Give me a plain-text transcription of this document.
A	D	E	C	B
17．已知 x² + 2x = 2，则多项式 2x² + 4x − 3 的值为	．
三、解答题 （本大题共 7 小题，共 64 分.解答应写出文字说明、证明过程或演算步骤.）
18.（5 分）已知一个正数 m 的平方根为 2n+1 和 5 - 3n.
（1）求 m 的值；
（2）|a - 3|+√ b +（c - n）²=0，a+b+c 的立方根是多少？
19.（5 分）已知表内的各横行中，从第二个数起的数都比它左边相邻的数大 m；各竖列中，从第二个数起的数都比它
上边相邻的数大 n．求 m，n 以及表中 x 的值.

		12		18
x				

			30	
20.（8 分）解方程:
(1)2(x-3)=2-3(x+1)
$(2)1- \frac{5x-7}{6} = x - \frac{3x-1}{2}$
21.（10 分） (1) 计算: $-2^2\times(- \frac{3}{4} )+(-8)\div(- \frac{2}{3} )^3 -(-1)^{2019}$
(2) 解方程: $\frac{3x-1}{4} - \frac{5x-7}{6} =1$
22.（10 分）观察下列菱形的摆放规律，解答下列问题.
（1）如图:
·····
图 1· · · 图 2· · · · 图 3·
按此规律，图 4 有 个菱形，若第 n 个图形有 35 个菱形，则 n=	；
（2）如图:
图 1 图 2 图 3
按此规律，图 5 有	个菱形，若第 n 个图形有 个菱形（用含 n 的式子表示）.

· · ·

◆ **WHAT THE EXERCISE ASKS**
Each record must be repeated exactly as it is.

◆ **WRITTEN ANSWER**
Give me a plain-text transcription of this document.
A	D	E	C	B
17．已知 x² + 2x = 2，则多项式 2x² + 4x − 3 的值为	．
三、解答题 （本大题共 7 小题，共 64 分.解答应写出文字说明、证明过程或演算步骤.）
18.（5 分）已知一个正数 m 的平方根为 2n+1 和 5 - 3n.
（1）求 m 的值；
（2）|a - 3|+√ b +（c - n）²=0，a+b+c 的立方根是多少？
19.（5 分）已知表内的各横行中，从第二个数起的数都比它左边相邻的数大 m；各竖列中，从第二个数起的数都比它
上边相邻的数大 n．求 m，n 以及表中 x 的值.

		12		18
x				

			30	
20.（8 分）解方程:
(1)2(x-3)=2-3(x+1)
$(2)1- \frac{5x-7}{6} = x - \frac{3x-1}{2}$
21.（10 分） (1) 计算: $-2^2\times(- \frac{3}{4} )+(-8)\div(- \frac{2}{3} )^3 -(-1)^{2019}$
(2) 解方程: $\frac{3x-1}{4} - \frac{5x-7}{6} =1$
22.（10 分）观察下列菱形的摆放规律，解答下列问题.
（1）如图:
·····
图 1· · · 图 2· · · · 图 3·
按此规律，图 4 有 个菱形，若第 n 个图形有 35 个菱形，则 n=	；
（2）如图:
图 1 图 2 图 3
按此规律，图 5 有	个菱形，若第 n 个图形有 个菱形（用含 n 的式子表示）.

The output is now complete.